## Challenge
Make an exact copy of the listing below.

## Given data
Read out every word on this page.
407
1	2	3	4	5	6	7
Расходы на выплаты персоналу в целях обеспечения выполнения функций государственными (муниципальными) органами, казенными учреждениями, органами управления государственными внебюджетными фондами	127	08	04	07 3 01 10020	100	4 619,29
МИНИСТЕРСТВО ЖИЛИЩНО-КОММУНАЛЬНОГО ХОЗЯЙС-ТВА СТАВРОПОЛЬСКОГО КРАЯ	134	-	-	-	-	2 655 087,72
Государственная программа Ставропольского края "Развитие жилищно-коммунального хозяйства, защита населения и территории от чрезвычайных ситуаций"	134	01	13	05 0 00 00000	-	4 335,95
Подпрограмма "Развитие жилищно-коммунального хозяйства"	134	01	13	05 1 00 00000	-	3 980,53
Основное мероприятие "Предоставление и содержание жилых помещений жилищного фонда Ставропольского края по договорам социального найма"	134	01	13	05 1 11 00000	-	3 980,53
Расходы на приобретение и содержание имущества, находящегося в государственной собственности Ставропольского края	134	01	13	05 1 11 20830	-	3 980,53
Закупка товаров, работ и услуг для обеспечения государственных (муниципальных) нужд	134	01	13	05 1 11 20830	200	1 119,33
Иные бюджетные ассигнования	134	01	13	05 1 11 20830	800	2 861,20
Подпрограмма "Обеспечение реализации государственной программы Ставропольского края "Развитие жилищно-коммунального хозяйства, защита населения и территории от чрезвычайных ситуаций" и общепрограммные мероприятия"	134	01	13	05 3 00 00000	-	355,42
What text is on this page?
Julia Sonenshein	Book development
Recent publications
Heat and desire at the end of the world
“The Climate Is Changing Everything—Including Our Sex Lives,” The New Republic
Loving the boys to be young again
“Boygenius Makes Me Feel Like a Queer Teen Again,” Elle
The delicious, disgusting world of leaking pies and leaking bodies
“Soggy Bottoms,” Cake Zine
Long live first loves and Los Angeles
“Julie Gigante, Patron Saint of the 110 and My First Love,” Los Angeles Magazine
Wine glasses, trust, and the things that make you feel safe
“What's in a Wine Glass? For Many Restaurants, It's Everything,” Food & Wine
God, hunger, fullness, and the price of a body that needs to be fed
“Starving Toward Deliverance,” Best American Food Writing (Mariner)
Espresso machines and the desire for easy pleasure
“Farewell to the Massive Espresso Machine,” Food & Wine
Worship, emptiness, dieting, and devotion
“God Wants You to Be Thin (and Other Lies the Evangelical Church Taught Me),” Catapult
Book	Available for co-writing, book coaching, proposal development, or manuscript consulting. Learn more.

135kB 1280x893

## Output of the task
Read out every word on this page.
407
1	2	3	4	5	6	7
Расходы на выплаты персоналу в целях обеспечения выполнения функций государственными (муниципальными) органами, казенными учреждениями, органами управления государственными внебюджетными фондами	127	08	04	07 3 01 10020	100	4 619,29
МИНИСТЕРСТВО ЖИЛИЩНО-КОММУНАЛЬНОГО ХОЗЯЙС-ТВА СТАВРОПОЛЬСКОГО КРАЯ	134	-	-	-	-	2 655 087,72
Государственная программа Ставропольского края "Развитие жилищно-коммунального хозяйства, защита населения и территории от чрезвычайных ситуаций"	134	01	13	05 0 00 00000	-	4 335,95
Подпрограмма "Развитие жилищно-коммунального хозяйства"	134	01	13	05 1 00 00000	-	3 980,53
Основное мероприятие "Предоставление и содержание жилых помещений жилищного фонда Ставропольского края по договорам социального найма"	134	01	13	05 1 11 00000	-	3 980,53
Расходы на приобретение и содержание имущества, находящегося в государственной собственности Ставропольского края	134	01	13	05 1 11 20830	-	3 980,53
Закупка товаров, работ и услуг для обеспечения государственных (муниципальных) нужд	134	01	13	05 1 11 20830	200	1 119,33
Иные бюджетные ассигнования	134	01	13	05 1 11 20830	800	2 861,20
Подпрограмма "Обеспечение реализации государственной программы Ставропольского края "Развитие жилищно-коммунального хозяйства, защита населения и территории от чрезвычайных ситуаций" и общепрограммные мероприятия"	134	01	13	05 3 00 00000	-	355,42
What text is on this page?
Julia Sonenshein	Book development
Recent publications
Heat and desire at the end of the world
“The Climate Is Changing Everything—Including Our Sex Lives,” The New Republic
Loving the boys to be young again
“Boygenius Makes Me Feel Like a Queer Teen Again,” Elle
The delicious, disgusting world of leaking pies and leaking bodies
“Soggy Bottoms,” Cake Zine
Long live first loves and Los Angeles
“Julie Gigante, Patron Saint of the 110 and My First Love,” Los Angeles Magazine
Wine glasses, trust, and the things that make you feel safe
“What's in a Wine Glass? For Many Restaurants, It's Everything,” Food & Wine
God, hunger, fullness, and the price of a body that needs to be fed
“Starving Toward Deliverance,” Best American Food Writing (Mariner)
Espresso machines and the desire for easy pleasure
“Farewell to the Massive Espresso Machine,” Food & Wine
Worship, emptiness, dieting, and devotion
“God Wants You to Be Thin (and Other Lies the Evangelical Church Taught Me),” Catapult
Book	Available for co-writing, book coaching, proposal development, or manuscript consulting. Learn more.

135kB 1280x893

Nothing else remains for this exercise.